__INSTRUCTIONS TO FOLLOW__.
Write each line out exactly, leaving none out.
>> START RECORD EXCERPTS
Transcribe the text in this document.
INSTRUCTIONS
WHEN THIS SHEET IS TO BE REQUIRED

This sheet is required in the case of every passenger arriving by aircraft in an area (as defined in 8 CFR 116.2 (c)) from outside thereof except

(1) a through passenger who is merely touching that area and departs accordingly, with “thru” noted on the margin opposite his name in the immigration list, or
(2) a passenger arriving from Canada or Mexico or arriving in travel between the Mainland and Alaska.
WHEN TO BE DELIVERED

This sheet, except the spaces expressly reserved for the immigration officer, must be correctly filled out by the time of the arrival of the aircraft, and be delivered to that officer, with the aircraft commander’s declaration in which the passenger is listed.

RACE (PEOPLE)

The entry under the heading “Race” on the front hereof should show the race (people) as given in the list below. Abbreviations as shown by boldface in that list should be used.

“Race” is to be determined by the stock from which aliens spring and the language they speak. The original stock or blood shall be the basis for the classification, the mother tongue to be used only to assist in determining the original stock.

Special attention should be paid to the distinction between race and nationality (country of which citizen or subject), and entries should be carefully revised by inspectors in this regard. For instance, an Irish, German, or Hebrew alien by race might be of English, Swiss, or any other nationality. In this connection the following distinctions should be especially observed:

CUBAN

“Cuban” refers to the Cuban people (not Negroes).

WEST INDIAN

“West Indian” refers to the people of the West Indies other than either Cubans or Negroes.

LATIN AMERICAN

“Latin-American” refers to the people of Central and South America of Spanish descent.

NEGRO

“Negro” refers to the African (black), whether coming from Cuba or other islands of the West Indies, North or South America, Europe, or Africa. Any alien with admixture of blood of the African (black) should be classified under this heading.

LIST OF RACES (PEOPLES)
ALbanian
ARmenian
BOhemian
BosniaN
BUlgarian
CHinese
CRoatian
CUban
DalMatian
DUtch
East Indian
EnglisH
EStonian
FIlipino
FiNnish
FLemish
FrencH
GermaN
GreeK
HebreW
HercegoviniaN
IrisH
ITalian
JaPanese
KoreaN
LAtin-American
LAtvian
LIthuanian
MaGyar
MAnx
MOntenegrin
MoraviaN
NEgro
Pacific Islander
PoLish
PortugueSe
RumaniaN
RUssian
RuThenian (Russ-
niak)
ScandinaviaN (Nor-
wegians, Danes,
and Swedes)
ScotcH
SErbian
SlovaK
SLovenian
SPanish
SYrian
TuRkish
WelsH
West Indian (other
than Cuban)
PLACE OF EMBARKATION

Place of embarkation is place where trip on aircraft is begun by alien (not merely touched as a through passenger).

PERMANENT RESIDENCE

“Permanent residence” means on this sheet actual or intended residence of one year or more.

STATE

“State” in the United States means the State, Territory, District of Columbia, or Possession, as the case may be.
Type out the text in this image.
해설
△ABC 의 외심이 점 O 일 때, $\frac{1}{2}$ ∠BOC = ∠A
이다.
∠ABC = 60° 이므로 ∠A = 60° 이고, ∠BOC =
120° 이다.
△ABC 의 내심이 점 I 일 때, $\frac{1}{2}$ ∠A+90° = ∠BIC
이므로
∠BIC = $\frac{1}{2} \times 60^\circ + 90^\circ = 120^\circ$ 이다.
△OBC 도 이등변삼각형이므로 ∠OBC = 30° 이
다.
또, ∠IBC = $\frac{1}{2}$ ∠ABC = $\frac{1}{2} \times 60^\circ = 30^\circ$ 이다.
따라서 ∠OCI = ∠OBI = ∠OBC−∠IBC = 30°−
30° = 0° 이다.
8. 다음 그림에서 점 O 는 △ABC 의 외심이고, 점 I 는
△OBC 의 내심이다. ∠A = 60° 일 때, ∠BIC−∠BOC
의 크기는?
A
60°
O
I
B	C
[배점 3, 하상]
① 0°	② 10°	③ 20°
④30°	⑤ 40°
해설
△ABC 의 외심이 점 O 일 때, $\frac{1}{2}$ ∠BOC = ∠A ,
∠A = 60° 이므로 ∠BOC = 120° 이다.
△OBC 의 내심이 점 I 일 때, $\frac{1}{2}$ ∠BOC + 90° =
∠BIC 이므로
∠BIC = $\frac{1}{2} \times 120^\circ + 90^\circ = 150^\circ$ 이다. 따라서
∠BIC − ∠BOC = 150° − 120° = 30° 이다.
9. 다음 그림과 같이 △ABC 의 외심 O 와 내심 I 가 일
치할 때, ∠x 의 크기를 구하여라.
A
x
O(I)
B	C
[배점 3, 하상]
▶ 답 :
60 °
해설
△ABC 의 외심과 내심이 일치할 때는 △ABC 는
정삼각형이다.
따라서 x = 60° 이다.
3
>> END RECORD EXCERPTS
__RESULT OF THIS EXERCISE__.
Transcribe the text in this document.
INSTRUCTIONS
WHEN THIS SHEET IS TO BE REQUIRED

This sheet is required in the case of every passenger arriving by aircraft in an area (as defined in 8 CFR 116.2 (c)) from outside thereof except

(1) a through passenger who is merely touching that area and departs accordingly, with “thru” noted on the margin opposite his name in the immigration list, or
(2) a passenger arriving from Canada or Mexico or arriving in travel between the Mainland and Alaska.
WHEN TO BE DELIVERED

This sheet, except the spaces expressly reserved for the immigration officer, must be correctly filled out by the time of the arrival of the aircraft, and be delivered to that officer, with the aircraft commander’s declaration in which the passenger is listed.

RACE (PEOPLE)

The entry under the heading “Race” on the front hereof should show the race (people) as given in the list below. Abbreviations as shown by boldface in that list should be used.

“Race” is to be determined by the stock from which aliens spring and the language they speak. The original stock or blood shall be the basis for the classification, the mother tongue to be used only to assist in determining the original stock.

Special attention should be paid to the distinction between race and nationality (country of which citizen or subject), and entries should be carefully revised by inspectors in this regard. For instance, an Irish, German, or Hebrew alien by race might be of English, Swiss, or any other nationality. In this connection the following distinctions should be especially observed:

CUBAN

“Cuban” refers to the Cuban people (not Negroes).

WEST INDIAN

“West Indian” refers to the people of the West Indies other than either Cubans or Negroes.

LATIN AMERICAN

“Latin-American” refers to the people of Central and South America of Spanish descent.

NEGRO

“Negro” refers to the African (black), whether coming from Cuba or other islands of the West Indies, North or South America, Europe, or Africa. Any alien with admixture of blood of the African (black) should be classified under this heading.

LIST OF RACES (PEOPLES)
ALbanian
ARmenian
BOhemian
BosniaN
BUlgarian
CHinese
CRoatian
CUban
DalMatian
DUtch
East Indian
EnglisH
EStonian
FIlipino
FiNnish
FLemish
FrencH
GermaN
GreeK
HebreW
HercegoviniaN
IrisH
ITalian
JaPanese
KoreaN
LAtin-American
LAtvian
LIthuanian
MaGyar
MAnx
MOntenegrin
MoraviaN
NEgro
Pacific Islander
PoLish
PortugueSe
RumaniaN
RUssian
RuThenian (Russ-
niak)
ScandinaviaN (Nor-
wegians, Danes,
and Swedes)
ScotcH
SErbian
SlovaK
SLovenian
SPanish
SYrian
TuRkish
WelsH
West Indian (other
than Cuban)
PLACE OF EMBARKATION

Place of embarkation is place where trip on aircraft is begun by alien (not merely touched as a through passenger).

PERMANENT RESIDENCE

“Permanent residence” means on this sheet actual or intended residence of one year or more.

STATE

“State” in the United States means the State, Territory, District of Columbia, or Possession, as the case may be.
Type out the text in this image.
해설
△ABC 의 외심이 점 O 일 때, $\frac{1}{2}$ ∠BOC = ∠A
이다.
∠ABC = 60° 이므로 ∠A = 60° 이고, ∠BOC =
120° 이다.
△ABC 의 내심이 점 I 일 때, $\frac{1}{2}$ ∠A+90° = ∠BIC
이므로
∠BIC = $\frac{1}{2} \times 60^\circ + 90^\circ = 120^\circ$ 이다.
△OBC 도 이등변삼각형이므로 ∠OBC = 30° 이
다.
또, ∠IBC = $\frac{1}{2}$ ∠ABC = $\frac{1}{2} \times 60^\circ = 30^\circ$ 이다.
따라서 ∠OCI = ∠OBI = ∠OBC−∠IBC = 30°−
30° = 0° 이다.
8. 다음 그림에서 점 O 는 △ABC 의 외심이고, 점 I 는
△OBC 의 내심이다. ∠A = 60° 일 때, ∠BIC−∠BOC
의 크기는?
A
60°
O
I
B	C
[배점 3, 하상]
① 0°	② 10°	③ 20°
④30°	⑤ 40°
해설
△ABC 의 외심이 점 O 일 때, $\frac{1}{2}$ ∠BOC = ∠A ,
∠A = 60° 이므로 ∠BOC = 120° 이다.
△OBC 의 내심이 점 I 일 때, $\frac{1}{2}$ ∠BOC + 90° =
∠BIC 이므로
∠BIC = $\frac{1}{2} \times 120^\circ + 90^\circ = 150^\circ$ 이다. 따라서
∠BIC − ∠BOC = 150° − 120° = 30° 이다.
9. 다음 그림과 같이 △ABC 의 외심 O 와 내심 I 가 일
치할 때, ∠x 의 크기를 구하여라.
A
x
O(I)
B	C
[배점 3, 하상]
▶ 답 :
60 °
해설
△ABC 의 외심과 내심이 일치할 때는 △ABC 는
정삼각형이다.
따라서 x = 60° 이다.
3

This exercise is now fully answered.